## begin DATASET

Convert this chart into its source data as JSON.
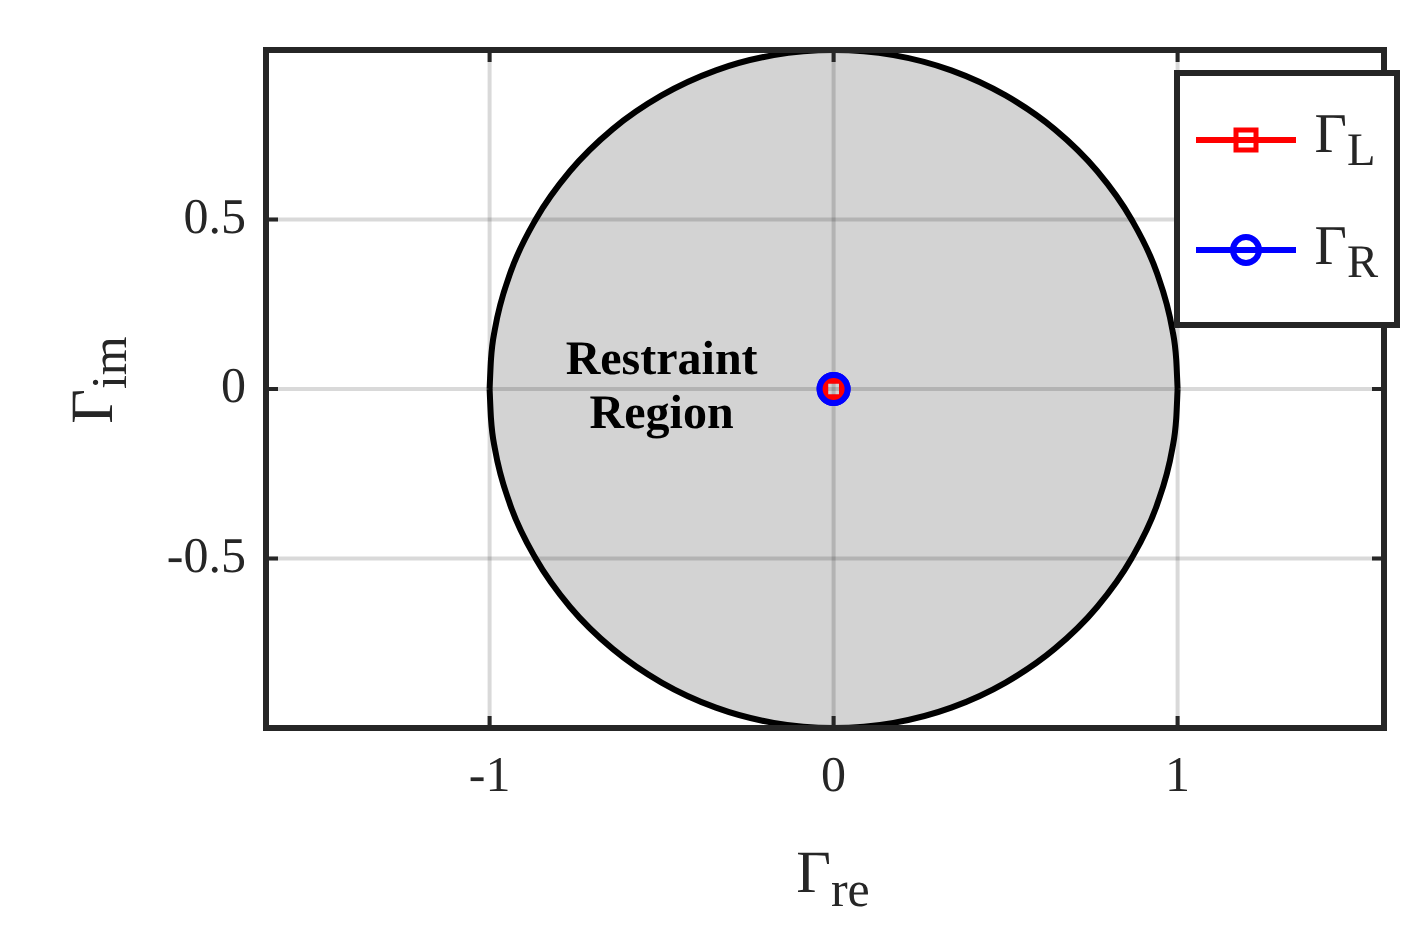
{
  "chart_data": {
    "type": "line",
    "xlabel": "Γ$_{re}$",
    "ylabel": "Γ$_{im}$",
    "xlim": [
      -1.65,
      1.6
    ],
    "ylim": [
      -1,
      1
    ],
    "xticks": [
      -1,
      0,
      1
    ],
    "yticks": [
      -0.5,
      0,
      0.5
    ],
    "grid": true,
    "legend": "top right",
    "annotations": [
      {
        "text": "Restraint Region",
        "x": -0.5,
        "y": 0
      }
    ],
    "series": [
      {
        "type": "area",
        "color": "#d3d3d3",
        "x": [
          -1,
          -0.996,
          -0.985,
          -0.94,
          -0.866,
          -0.766,
          -0.643,
          -0.5,
          -0.342,
          -0.174,
          0,
          0.174,
          0.342,
          0.5,
          0.643,
          0.766,
          0.866,
          0.94,
          0.985,
          0.996,
          1
        ],
        "values": [
          0,
          0.087,
          0.174,
          0.342,
          0.5,
          0.643,
          0.766,
          0.866,
          0.94,
          0.985,
          1,
          0.985,
          0.94,
          0.866,
          0.766,
          0.643,
          0.5,
          0.342,
          0.174,
          0.087,
          0
        ]
      },
      {
        "type": "area",
        "color": "#d3d3d3",
        "x": [
          -1,
          -0.996,
          -0.985,
          -0.94,
          -0.866,
          -0.766,
          -0.643,
          -0.5,
          -0.342,
          -0.174,
          0,
          0.174,
          0.342,
          0.5,
          0.643,
          0.766,
          0.866,
          0.94,
          0.985,
          0.996,
          1
        ],
        "values": [
          0,
          -0.087,
          -0.174,
          -0.342,
          -0.5,
          -0.643,
          -0.766,
          -0.866,
          -0.94,
          -0.985,
          -1,
          -0.985,
          -0.94,
          -0.866,
          -0.766,
          -0.643,
          -0.5,
          -0.342,
          -0.174,
          -0.087,
          0
        ]
      },
      {
        "type": "line",
        "name": "Γ$_{L}$",
        "color": "#ff0000",
        "marker": "square",
        "x": [
          0
        ],
        "values": [
          0
        ]
      },
      {
        "type": "line",
        "name": "Γ$_{R}$",
        "color": "#0000ff",
        "marker": "circle",
        "x": [
          0
        ],
        "values": [
          0
        ]
      }
    ]
  }
}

## end DATASET

● REQUIRED TASK
Pick out every line above that contains the word "color" and copy it.

● RESULT FOR THIS TASK
        "color": "#d3d3d3",
        "color": "#d3d3d3",
        "color": "#ff0000",
        "color": "#0000ff",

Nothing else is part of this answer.